• Set task
Copy out all of the material, matching it word for word.

• Saved entries

----------

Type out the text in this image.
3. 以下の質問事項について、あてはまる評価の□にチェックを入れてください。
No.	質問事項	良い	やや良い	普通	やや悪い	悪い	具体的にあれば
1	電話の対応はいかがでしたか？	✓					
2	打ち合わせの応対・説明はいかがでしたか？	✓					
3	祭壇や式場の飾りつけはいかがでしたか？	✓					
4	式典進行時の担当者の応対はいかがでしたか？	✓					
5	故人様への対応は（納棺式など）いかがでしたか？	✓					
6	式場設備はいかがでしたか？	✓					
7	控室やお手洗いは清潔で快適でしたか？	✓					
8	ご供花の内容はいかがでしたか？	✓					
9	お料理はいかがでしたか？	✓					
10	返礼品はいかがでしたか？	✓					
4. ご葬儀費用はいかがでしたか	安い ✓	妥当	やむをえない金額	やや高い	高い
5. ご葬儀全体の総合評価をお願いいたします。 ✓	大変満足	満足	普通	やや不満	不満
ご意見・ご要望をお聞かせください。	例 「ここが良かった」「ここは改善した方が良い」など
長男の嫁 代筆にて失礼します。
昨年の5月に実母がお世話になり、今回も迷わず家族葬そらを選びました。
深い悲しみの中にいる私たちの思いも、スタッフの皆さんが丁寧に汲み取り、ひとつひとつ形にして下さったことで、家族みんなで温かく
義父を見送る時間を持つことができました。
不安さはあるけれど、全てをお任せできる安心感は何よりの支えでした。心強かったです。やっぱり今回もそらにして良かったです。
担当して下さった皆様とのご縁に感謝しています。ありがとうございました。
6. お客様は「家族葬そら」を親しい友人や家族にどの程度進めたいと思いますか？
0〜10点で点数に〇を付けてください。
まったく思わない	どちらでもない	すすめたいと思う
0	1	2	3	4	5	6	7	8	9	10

----------

• Finished exercise
Type out the text in this image.
3. 以下の質問事項について、あてはまる評価の□にチェックを入れてください。
No.	質問事項	良い	やや良い	普通	やや悪い	悪い	具体的にあれば
1	電話の対応はいかがでしたか？	✓					
2	打ち合わせの応対・説明はいかがでしたか？	✓					
3	祭壇や式場の飾りつけはいかがでしたか？	✓					
4	式典進行時の担当者の応対はいかがでしたか？	✓					
5	故人様への対応は（納棺式など）いかがでしたか？	✓					
6	式場設備はいかがでしたか？	✓					
7	控室やお手洗いは清潔で快適でしたか？	✓					
8	ご供花の内容はいかがでしたか？	✓					
9	お料理はいかがでしたか？	✓					
10	返礼品はいかがでしたか？	✓					
4. ご葬儀費用はいかがでしたか	安い ✓	妥当	やむをえない金額	やや高い	高い
5. ご葬儀全体の総合評価をお願いいたします。 ✓	大変満足	満足	普通	やや不満	不満
ご意見・ご要望をお聞かせください。	例 「ここが良かった」「ここは改善した方が良い」など
長男の嫁 代筆にて失礼します。
昨年の5月に実母がお世話になり、今回も迷わず家族葬そらを選びました。
深い悲しみの中にいる私たちの思いも、スタッフの皆さんが丁寧に汲み取り、ひとつひとつ形にして下さったことで、家族みんなで温かく
義父を見送る時間を持つことができました。
不安さはあるけれど、全てをお任せできる安心感は何よりの支えでした。心強かったです。やっぱり今回もそらにして良かったです。
担当して下さった皆様とのご縁に感謝しています。ありがとうございました。
6. お客様は「家族葬そら」を親しい友人や家族にどの程度進めたいと思いますか？
0〜10点で点数に〇を付けてください。
まったく思わない	どちらでもない	すすめたいと思う
0	1	2	3	4	5	6	7	8	9	10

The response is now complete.